# START OF Entries supplied

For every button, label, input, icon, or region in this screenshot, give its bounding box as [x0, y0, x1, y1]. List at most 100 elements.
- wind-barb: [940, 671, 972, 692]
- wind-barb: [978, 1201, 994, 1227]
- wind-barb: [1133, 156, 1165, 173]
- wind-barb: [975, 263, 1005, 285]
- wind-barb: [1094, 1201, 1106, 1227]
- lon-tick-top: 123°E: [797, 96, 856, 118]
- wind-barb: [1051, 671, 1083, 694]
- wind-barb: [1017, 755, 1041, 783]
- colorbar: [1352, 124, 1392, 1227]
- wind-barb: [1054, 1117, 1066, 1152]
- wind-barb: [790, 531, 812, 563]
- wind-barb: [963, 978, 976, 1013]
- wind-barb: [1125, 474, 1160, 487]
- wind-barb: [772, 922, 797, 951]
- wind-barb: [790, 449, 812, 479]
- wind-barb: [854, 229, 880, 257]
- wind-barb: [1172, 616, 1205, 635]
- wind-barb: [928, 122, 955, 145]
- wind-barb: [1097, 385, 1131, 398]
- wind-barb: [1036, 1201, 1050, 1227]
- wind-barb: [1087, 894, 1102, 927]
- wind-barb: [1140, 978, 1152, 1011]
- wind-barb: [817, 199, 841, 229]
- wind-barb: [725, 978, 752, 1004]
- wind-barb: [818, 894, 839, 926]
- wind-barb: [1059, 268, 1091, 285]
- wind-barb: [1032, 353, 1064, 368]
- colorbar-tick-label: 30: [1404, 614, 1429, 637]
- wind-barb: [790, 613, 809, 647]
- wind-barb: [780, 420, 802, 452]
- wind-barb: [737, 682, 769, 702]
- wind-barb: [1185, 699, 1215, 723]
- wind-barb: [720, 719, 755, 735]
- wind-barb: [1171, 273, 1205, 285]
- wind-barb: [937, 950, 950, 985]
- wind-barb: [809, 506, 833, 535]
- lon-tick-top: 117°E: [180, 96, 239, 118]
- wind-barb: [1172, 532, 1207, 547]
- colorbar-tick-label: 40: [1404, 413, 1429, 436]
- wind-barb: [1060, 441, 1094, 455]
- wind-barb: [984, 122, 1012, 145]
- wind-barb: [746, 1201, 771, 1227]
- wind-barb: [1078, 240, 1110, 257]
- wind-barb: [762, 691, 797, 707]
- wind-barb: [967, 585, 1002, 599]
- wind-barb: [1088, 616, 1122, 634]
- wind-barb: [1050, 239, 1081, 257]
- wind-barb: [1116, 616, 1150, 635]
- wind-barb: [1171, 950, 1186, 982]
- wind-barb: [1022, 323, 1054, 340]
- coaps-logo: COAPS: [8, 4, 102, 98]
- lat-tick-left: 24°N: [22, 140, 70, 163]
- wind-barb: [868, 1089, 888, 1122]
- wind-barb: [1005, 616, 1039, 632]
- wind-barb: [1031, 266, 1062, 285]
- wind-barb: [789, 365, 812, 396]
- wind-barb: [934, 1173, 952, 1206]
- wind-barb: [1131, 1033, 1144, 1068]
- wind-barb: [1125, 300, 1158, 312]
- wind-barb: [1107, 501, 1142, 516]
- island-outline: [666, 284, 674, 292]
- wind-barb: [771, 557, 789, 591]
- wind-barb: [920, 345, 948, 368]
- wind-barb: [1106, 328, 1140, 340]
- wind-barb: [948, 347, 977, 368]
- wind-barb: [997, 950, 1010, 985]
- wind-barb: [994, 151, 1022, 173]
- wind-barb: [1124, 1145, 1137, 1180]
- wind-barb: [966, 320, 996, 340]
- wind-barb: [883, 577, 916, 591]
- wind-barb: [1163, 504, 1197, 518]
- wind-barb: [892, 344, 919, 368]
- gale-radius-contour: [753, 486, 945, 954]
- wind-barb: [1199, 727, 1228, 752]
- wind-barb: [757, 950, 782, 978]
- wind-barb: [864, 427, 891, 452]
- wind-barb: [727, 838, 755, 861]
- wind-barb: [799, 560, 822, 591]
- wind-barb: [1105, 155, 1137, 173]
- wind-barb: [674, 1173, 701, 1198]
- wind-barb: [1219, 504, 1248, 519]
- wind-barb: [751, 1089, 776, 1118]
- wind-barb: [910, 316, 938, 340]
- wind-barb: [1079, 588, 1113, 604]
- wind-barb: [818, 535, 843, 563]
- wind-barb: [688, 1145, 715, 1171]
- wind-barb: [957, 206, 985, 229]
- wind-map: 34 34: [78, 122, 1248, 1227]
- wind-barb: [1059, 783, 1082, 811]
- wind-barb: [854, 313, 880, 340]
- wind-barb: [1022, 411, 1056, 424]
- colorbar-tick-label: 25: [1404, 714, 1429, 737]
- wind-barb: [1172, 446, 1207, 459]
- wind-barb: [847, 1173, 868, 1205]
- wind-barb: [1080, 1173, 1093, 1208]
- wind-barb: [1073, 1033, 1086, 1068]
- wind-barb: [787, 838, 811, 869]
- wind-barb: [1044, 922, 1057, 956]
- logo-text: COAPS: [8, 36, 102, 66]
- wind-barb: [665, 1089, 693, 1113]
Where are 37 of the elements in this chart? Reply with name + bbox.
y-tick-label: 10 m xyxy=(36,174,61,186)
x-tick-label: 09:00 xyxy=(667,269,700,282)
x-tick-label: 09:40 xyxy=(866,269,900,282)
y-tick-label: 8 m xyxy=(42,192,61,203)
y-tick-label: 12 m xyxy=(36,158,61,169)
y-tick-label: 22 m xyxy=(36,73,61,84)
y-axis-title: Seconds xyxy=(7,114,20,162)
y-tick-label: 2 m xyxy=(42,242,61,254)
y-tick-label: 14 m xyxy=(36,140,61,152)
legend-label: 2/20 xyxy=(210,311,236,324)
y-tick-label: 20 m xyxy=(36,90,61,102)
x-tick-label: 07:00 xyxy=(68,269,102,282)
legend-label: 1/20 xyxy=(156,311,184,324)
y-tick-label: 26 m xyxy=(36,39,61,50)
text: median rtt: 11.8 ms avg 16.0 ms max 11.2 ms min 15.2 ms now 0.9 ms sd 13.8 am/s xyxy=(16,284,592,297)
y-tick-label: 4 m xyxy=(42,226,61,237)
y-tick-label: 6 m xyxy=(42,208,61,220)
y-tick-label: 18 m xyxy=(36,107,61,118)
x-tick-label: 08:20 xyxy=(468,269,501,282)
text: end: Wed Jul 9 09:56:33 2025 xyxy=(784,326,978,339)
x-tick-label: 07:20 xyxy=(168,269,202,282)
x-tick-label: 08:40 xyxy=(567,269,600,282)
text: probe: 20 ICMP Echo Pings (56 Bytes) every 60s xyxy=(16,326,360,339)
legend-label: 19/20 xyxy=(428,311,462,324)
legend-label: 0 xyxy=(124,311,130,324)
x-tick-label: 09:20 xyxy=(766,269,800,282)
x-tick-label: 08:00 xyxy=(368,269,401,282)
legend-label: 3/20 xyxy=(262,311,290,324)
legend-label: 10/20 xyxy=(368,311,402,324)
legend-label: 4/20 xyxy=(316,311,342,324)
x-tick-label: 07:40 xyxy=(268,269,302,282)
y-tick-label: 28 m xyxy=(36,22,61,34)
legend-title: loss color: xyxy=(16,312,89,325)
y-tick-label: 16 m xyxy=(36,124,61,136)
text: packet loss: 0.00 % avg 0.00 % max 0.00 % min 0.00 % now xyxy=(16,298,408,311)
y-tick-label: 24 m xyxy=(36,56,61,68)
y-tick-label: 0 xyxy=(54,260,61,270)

# END OF Entries supplied

**Short exercise**
Copy every row above, character for character, changing nothing.

**Exercise solution**
For every button, label, input, icon, or region in this screenshot, give its bounding box as [x0, y0, x1, y1]. List at most 100 elements.
- wind-barb: [940, 671, 972, 692]
- wind-barb: [978, 1201, 994, 1227]
- wind-barb: [1133, 156, 1165, 173]
- wind-barb: [975, 263, 1005, 285]
- wind-barb: [1094, 1201, 1106, 1227]
- lon-tick-top: 123°E: [797, 96, 856, 118]
- wind-barb: [1051, 671, 1083, 694]
- wind-barb: [1017, 755, 1041, 783]
- colorbar: [1352, 124, 1392, 1227]
- wind-barb: [1054, 1117, 1066, 1152]
- wind-barb: [790, 531, 812, 563]
- wind-barb: [963, 978, 976, 1013]
- wind-barb: [1125, 474, 1160, 487]
- wind-barb: [772, 922, 797, 951]
- wind-barb: [790, 449, 812, 479]
- wind-barb: [854, 229, 880, 257]
- wind-barb: [1172, 616, 1205, 635]
- wind-barb: [928, 122, 955, 145]
- wind-barb: [1097, 385, 1131, 398]
- wind-barb: [1036, 1201, 1050, 1227]
- wind-barb: [1087, 894, 1102, 927]
- wind-barb: [1140, 978, 1152, 1011]
- wind-barb: [817, 199, 841, 229]
- wind-barb: [725, 978, 752, 1004]
- wind-barb: [818, 894, 839, 926]
- wind-barb: [1059, 268, 1091, 285]
- wind-barb: [1032, 353, 1064, 368]
- colorbar-tick-label: 30: [1404, 614, 1429, 637]
- wind-barb: [790, 613, 809, 647]
- wind-barb: [780, 420, 802, 452]
- wind-barb: [737, 682, 769, 702]
- wind-barb: [1185, 699, 1215, 723]
- wind-barb: [720, 719, 755, 735]
- wind-barb: [1171, 273, 1205, 285]
- wind-barb: [937, 950, 950, 985]
- wind-barb: [809, 506, 833, 535]
- lon-tick-top: 117°E: [180, 96, 239, 118]
- wind-barb: [1172, 532, 1207, 547]
- colorbar-tick-label: 40: [1404, 413, 1429, 436]
- wind-barb: [1060, 441, 1094, 455]
- wind-barb: [984, 122, 1012, 145]
- wind-barb: [746, 1201, 771, 1227]
- wind-barb: [1078, 240, 1110, 257]
- wind-barb: [762, 691, 797, 707]
- wind-barb: [967, 585, 1002, 599]
- wind-barb: [1088, 616, 1122, 634]
- wind-barb: [1050, 239, 1081, 257]
- wind-barb: [1116, 616, 1150, 635]
- wind-barb: [1171, 950, 1186, 982]
- wind-barb: [1022, 323, 1054, 340]
- coaps-logo: COAPS: [8, 4, 102, 98]
- lat-tick-left: 24°N: [22, 140, 70, 163]
- wind-barb: [868, 1089, 888, 1122]
- wind-barb: [1005, 616, 1039, 632]
- wind-barb: [1031, 266, 1062, 285]
- wind-barb: [789, 365, 812, 396]
- wind-barb: [934, 1173, 952, 1206]
- wind-barb: [1131, 1033, 1144, 1068]
- wind-barb: [1125, 300, 1158, 312]
- wind-barb: [1107, 501, 1142, 516]
- island-outline: [666, 284, 674, 292]
- wind-barb: [771, 557, 789, 591]
- wind-barb: [920, 345, 948, 368]
- wind-barb: [1106, 328, 1140, 340]
- wind-barb: [948, 347, 977, 368]
- wind-barb: [997, 950, 1010, 985]
- wind-barb: [994, 151, 1022, 173]
- wind-barb: [1124, 1145, 1137, 1180]
- wind-barb: [966, 320, 996, 340]
- wind-barb: [883, 577, 916, 591]
- wind-barb: [1163, 504, 1197, 518]
- wind-barb: [892, 344, 919, 368]
- gale-radius-contour: [753, 486, 945, 954]
- wind-barb: [1199, 727, 1228, 752]
- wind-barb: [757, 950, 782, 978]
- wind-barb: [864, 427, 891, 452]
- wind-barb: [727, 838, 755, 861]
- wind-barb: [799, 560, 822, 591]
- wind-barb: [1105, 155, 1137, 173]
- wind-barb: [674, 1173, 701, 1198]
- wind-barb: [1219, 504, 1248, 519]
- wind-barb: [751, 1089, 776, 1118]
- wind-barb: [910, 316, 938, 340]
- wind-barb: [1079, 588, 1113, 604]
- wind-barb: [818, 535, 843, 563]
- wind-barb: [688, 1145, 715, 1171]
- wind-barb: [957, 206, 985, 229]
- wind-map: 34 34: [78, 122, 1248, 1227]
- wind-barb: [1059, 783, 1082, 811]
- wind-barb: [854, 313, 880, 340]
- wind-barb: [1022, 411, 1056, 424]
- colorbar-tick-label: 25: [1404, 714, 1429, 737]
- wind-barb: [1172, 446, 1207, 459]
- wind-barb: [847, 1173, 868, 1205]
- wind-barb: [1080, 1173, 1093, 1208]
- wind-barb: [1073, 1033, 1086, 1068]
- wind-barb: [787, 838, 811, 869]
- wind-barb: [1044, 922, 1057, 956]
- logo-text: COAPS: [8, 36, 102, 66]
- wind-barb: [665, 1089, 693, 1113]
Where are 37 of the elements in this chart? Reply with name + bbox.
y-tick-label: 10 m xyxy=(36,174,61,186)
x-tick-label: 09:00 xyxy=(667,269,700,282)
x-tick-label: 09:40 xyxy=(866,269,900,282)
y-tick-label: 8 m xyxy=(42,192,61,203)
y-tick-label: 12 m xyxy=(36,158,61,169)
y-tick-label: 22 m xyxy=(36,73,61,84)
y-axis-title: Seconds xyxy=(7,114,20,162)
y-tick-label: 2 m xyxy=(42,242,61,254)
y-tick-label: 14 m xyxy=(36,140,61,152)
legend-label: 2/20 xyxy=(210,311,236,324)
y-tick-label: 20 m xyxy=(36,90,61,102)
x-tick-label: 07:00 xyxy=(68,269,102,282)
legend-label: 1/20 xyxy=(156,311,184,324)
y-tick-label: 26 m xyxy=(36,39,61,50)
text: median rtt: 11.8 ms avg 16.0 ms max 11.2 ms min 15.2 ms now 0.9 ms sd 13.8 am/s xyxy=(16,284,592,297)
y-tick-label: 4 m xyxy=(42,226,61,237)
y-tick-label: 6 m xyxy=(42,208,61,220)
y-tick-label: 18 m xyxy=(36,107,61,118)
x-tick-label: 08:20 xyxy=(468,269,501,282)
text: end: Wed Jul 9 09:56:33 2025 xyxy=(784,326,978,339)
x-tick-label: 07:20 xyxy=(168,269,202,282)
x-tick-label: 08:40 xyxy=(567,269,600,282)
text: probe: 20 ICMP Echo Pings (56 Bytes) every 60s xyxy=(16,326,360,339)
legend-label: 19/20 xyxy=(428,311,462,324)
legend-label: 0 xyxy=(124,311,130,324)
x-tick-label: 09:20 xyxy=(766,269,800,282)
x-tick-label: 08:00 xyxy=(368,269,401,282)
legend-label: 3/20 xyxy=(262,311,290,324)
legend-label: 10/20 xyxy=(368,311,402,324)
legend-label: 4/20 xyxy=(316,311,342,324)
x-tick-label: 07:40 xyxy=(268,269,302,282)
y-tick-label: 28 m xyxy=(36,22,61,34)
legend-title: loss color: xyxy=(16,312,89,325)
y-tick-label: 16 m xyxy=(36,124,61,136)
text: packet loss: 0.00 % avg 0.00 % max 0.00 % min 0.00 % now xyxy=(16,298,408,311)
y-tick-label: 24 m xyxy=(36,56,61,68)
y-tick-label: 0 xyxy=(54,260,61,270)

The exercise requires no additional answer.